++++ Entries provided ++++
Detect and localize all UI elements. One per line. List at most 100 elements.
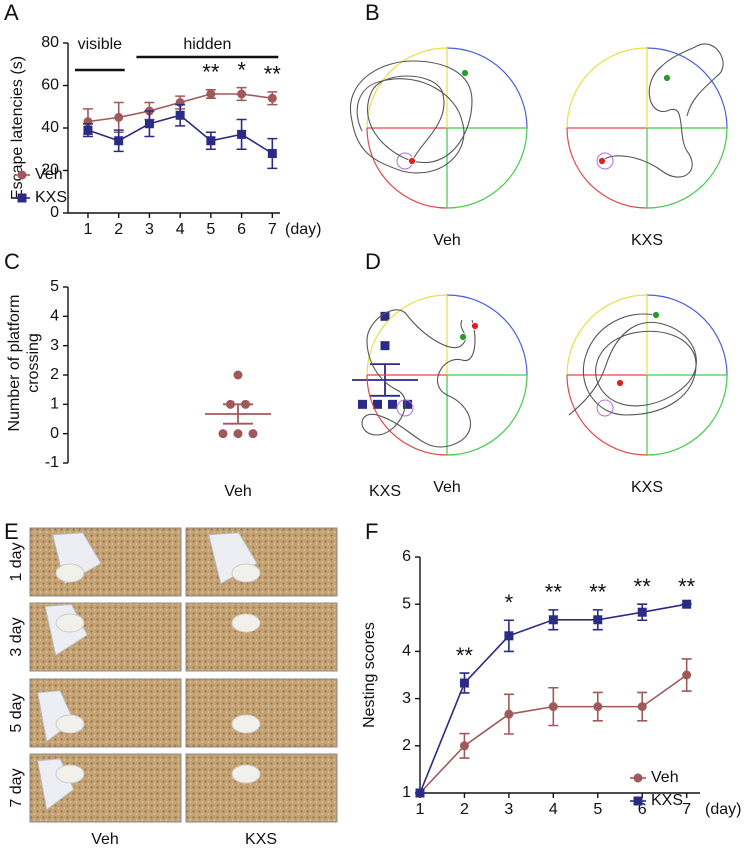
start-point: [461, 69, 469, 77]
marker: [682, 599, 692, 609]
swim-track: [568, 313, 697, 416]
pool-quadrant: [366, 374, 448, 456]
y-axis-label: crossing: [25, 333, 42, 393]
y-tick-label: 2: [402, 737, 411, 754]
cage-photo: [29, 527, 182, 597]
significance: **: [264, 62, 282, 87]
panel-letter: C: [4, 249, 20, 274]
marker: [593, 615, 603, 625]
x-tick-label: 3: [504, 801, 513, 818]
pool-quadrant: [566, 127, 648, 209]
significance: **: [545, 580, 563, 605]
marker: [206, 136, 216, 146]
y-tick-label: 1: [402, 784, 411, 801]
marker: [358, 399, 367, 409]
cage-photo: [185, 678, 338, 748]
x-tick-label: 7: [268, 221, 277, 238]
x-tick-label: KXS: [369, 483, 401, 500]
x-axis-label: (day): [285, 221, 321, 238]
x-tick-label: 7: [682, 801, 691, 818]
x-tick-label: 5: [206, 221, 215, 238]
mouse: [231, 563, 261, 583]
marker: [144, 119, 154, 129]
bracket-label: visible: [78, 36, 123, 53]
swim-track: [601, 43, 724, 178]
y-tick-label: 1: [50, 396, 59, 413]
swim-track: [349, 60, 473, 174]
marker: [237, 129, 247, 139]
x-tick-label: 3: [145, 221, 154, 238]
significance: *: [237, 57, 246, 82]
y-tick-label: 4: [50, 308, 59, 325]
mouse: [55, 764, 85, 784]
bracket-label: hidden: [183, 36, 231, 53]
y-tick-label: 4: [402, 643, 411, 660]
x-tick-label: 4: [549, 801, 558, 818]
cage-photo: [185, 602, 338, 672]
start-point: [652, 311, 660, 319]
pool-quadrant: [566, 374, 648, 456]
column-label: KXS: [245, 831, 277, 848]
marker: [17, 193, 27, 203]
marker: [83, 125, 93, 135]
platform: [596, 152, 614, 170]
y-axis-label: Escape latencies (s): [9, 56, 26, 200]
x-tick-label: Veh: [224, 483, 252, 500]
swim-track: [361, 309, 476, 448]
mouse: [231, 613, 261, 633]
group-label: KXS: [631, 232, 663, 249]
pool-quadrant: [366, 294, 448, 376]
marker: [233, 429, 243, 439]
marker: [504, 709, 514, 719]
pool-quadrant: [566, 294, 648, 376]
y-tick-label: 80: [41, 34, 59, 51]
y-tick-label: 60: [41, 77, 59, 94]
marker: [403, 399, 412, 409]
panel-letter: D: [365, 249, 381, 274]
marker: [637, 702, 647, 712]
mouse: [55, 563, 85, 583]
x-tick-label: 2: [460, 801, 469, 818]
row-label: 7 day: [8, 768, 25, 807]
marker: [388, 399, 397, 409]
mouse: [55, 613, 85, 633]
start-point: [663, 74, 671, 82]
marker: [218, 429, 228, 439]
y-tick-label: 2: [50, 366, 59, 383]
marker: [633, 796, 643, 806]
marker: [175, 110, 185, 120]
marker: [380, 311, 390, 321]
marker: [548, 702, 558, 712]
pool-quadrant: [446, 47, 528, 129]
group-label: Veh: [433, 232, 461, 249]
cage-photo: [185, 527, 338, 597]
pool-quadrant: [446, 374, 528, 456]
marker: [17, 170, 27, 180]
y-tick-label: 0: [50, 425, 59, 442]
pool-quadrant: [446, 294, 528, 376]
x-tick-label: 5: [593, 801, 602, 818]
platform: [596, 399, 614, 417]
row-label: 3 day: [8, 617, 25, 656]
pool-quadrant: [646, 374, 728, 456]
sem-bar: [370, 363, 400, 397]
marker: [682, 670, 692, 680]
pool-quadrant: [646, 127, 728, 209]
marker: [114, 136, 124, 146]
significance: **: [634, 574, 652, 599]
x-axis-label: (day): [705, 801, 741, 818]
nest-paper: [208, 532, 258, 585]
panel-letter: B: [365, 0, 380, 25]
end-point: [471, 322, 479, 330]
mouse: [55, 714, 85, 734]
marker: [504, 631, 514, 641]
significance: **: [678, 574, 696, 599]
marker: [373, 399, 382, 409]
marker: [459, 678, 469, 688]
mouse: [231, 714, 261, 734]
marker: [114, 112, 124, 122]
marker: [415, 788, 425, 798]
legend-label: Veh: [35, 166, 63, 183]
group-label: KXS: [631, 479, 663, 496]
++++
**Exercise task**
Write out every line of the material above exactly as it stands, leaving out the pictures.

**Response**
Detect and localize all UI elements. One per line. List at most 100 elements.
start-point: [461, 69, 469, 77]
marker: [682, 599, 692, 609]
swim-track: [568, 313, 697, 416]
pool-quadrant: [366, 374, 448, 456]
y-axis-label: crossing: [25, 333, 42, 393]
y-tick-label: 2: [402, 737, 411, 754]
cage-photo: [29, 527, 182, 597]
significance: **: [264, 62, 282, 87]
panel-letter: C: [4, 249, 20, 274]
marker: [593, 615, 603, 625]
x-tick-label: 3: [504, 801, 513, 818]
pool-quadrant: [566, 127, 648, 209]
significance: **: [545, 580, 563, 605]
marker: [206, 136, 216, 146]
y-tick-label: 1: [402, 784, 411, 801]
marker: [358, 399, 367, 409]
cage-photo: [185, 678, 338, 748]
x-tick-label: 7: [268, 221, 277, 238]
x-tick-label: KXS: [369, 483, 401, 500]
x-axis-label: (day): [285, 221, 321, 238]
x-tick-label: 7: [682, 801, 691, 818]
x-tick-label: 5: [206, 221, 215, 238]
mouse: [231, 563, 261, 583]
marker: [144, 119, 154, 129]
bracket-label: visible: [78, 36, 123, 53]
swim-track: [601, 43, 724, 178]
y-tick-label: 1: [50, 396, 59, 413]
swim-track: [349, 60, 473, 174]
marker: [237, 129, 247, 139]
x-tick-label: 3: [145, 221, 154, 238]
significance: *: [237, 57, 246, 82]
y-tick-label: 4: [50, 308, 59, 325]
mouse: [55, 764, 85, 784]
bracket-label: hidden: [183, 36, 231, 53]
y-tick-label: 4: [402, 643, 411, 660]
x-tick-label: 4: [549, 801, 558, 818]
cage-photo: [185, 602, 338, 672]
start-point: [652, 311, 660, 319]
pool-quadrant: [566, 374, 648, 456]
column-label: KXS: [245, 831, 277, 848]
marker: [17, 193, 27, 203]
marker: [83, 125, 93, 135]
platform: [596, 152, 614, 170]
y-axis-label: Escape latencies (s): [9, 56, 26, 200]
x-tick-label: Veh: [224, 483, 252, 500]
swim-track: [361, 309, 476, 448]
mouse: [231, 613, 261, 633]
group-label: KXS: [631, 232, 663, 249]
pool-quadrant: [366, 294, 448, 376]
marker: [233, 429, 243, 439]
marker: [504, 709, 514, 719]
pool-quadrant: [566, 294, 648, 376]
y-tick-label: 80: [41, 34, 59, 51]
y-tick-label: 60: [41, 77, 59, 94]
marker: [403, 399, 412, 409]
panel-letter: D: [365, 249, 381, 274]
marker: [637, 702, 647, 712]
mouse: [55, 563, 85, 583]
x-tick-label: 2: [460, 801, 469, 818]
row-label: 7 day: [8, 768, 25, 807]
marker: [388, 399, 397, 409]
mouse: [55, 613, 85, 633]
start-point: [663, 74, 671, 82]
marker: [218, 429, 228, 439]
y-tick-label: 2: [50, 366, 59, 383]
marker: [633, 796, 643, 806]
marker: [175, 110, 185, 120]
marker: [380, 311, 390, 321]
marker: [548, 702, 558, 712]
pool-quadrant: [446, 47, 528, 129]
group-label: Veh: [433, 232, 461, 249]
cage-photo: [185, 527, 338, 597]
pool-quadrant: [446, 374, 528, 456]
marker: [17, 170, 27, 180]
y-tick-label: 0: [50, 425, 59, 442]
pool-quadrant: [446, 294, 528, 376]
x-tick-label: 5: [593, 801, 602, 818]
platform: [596, 399, 614, 417]
row-label: 3 day: [8, 617, 25, 656]
pool-quadrant: [646, 374, 728, 456]
sem-bar: [370, 363, 400, 397]
marker: [682, 670, 692, 680]
pool-quadrant: [646, 127, 728, 209]
marker: [114, 136, 124, 146]
significance: **: [634, 574, 652, 599]
x-axis-label: (day): [705, 801, 741, 818]
nest-paper: [208, 532, 258, 585]
panel-letter: B: [365, 0, 380, 25]
end-point: [471, 322, 479, 330]
mouse: [55, 714, 85, 734]
marker: [504, 631, 514, 641]
significance: **: [678, 574, 696, 599]
marker: [373, 399, 382, 409]
marker: [459, 678, 469, 688]
mouse: [231, 714, 261, 734]
marker: [114, 112, 124, 122]
marker: [415, 788, 425, 798]
legend-label: Veh: [35, 166, 63, 183]
group-label: KXS: [631, 479, 663, 496]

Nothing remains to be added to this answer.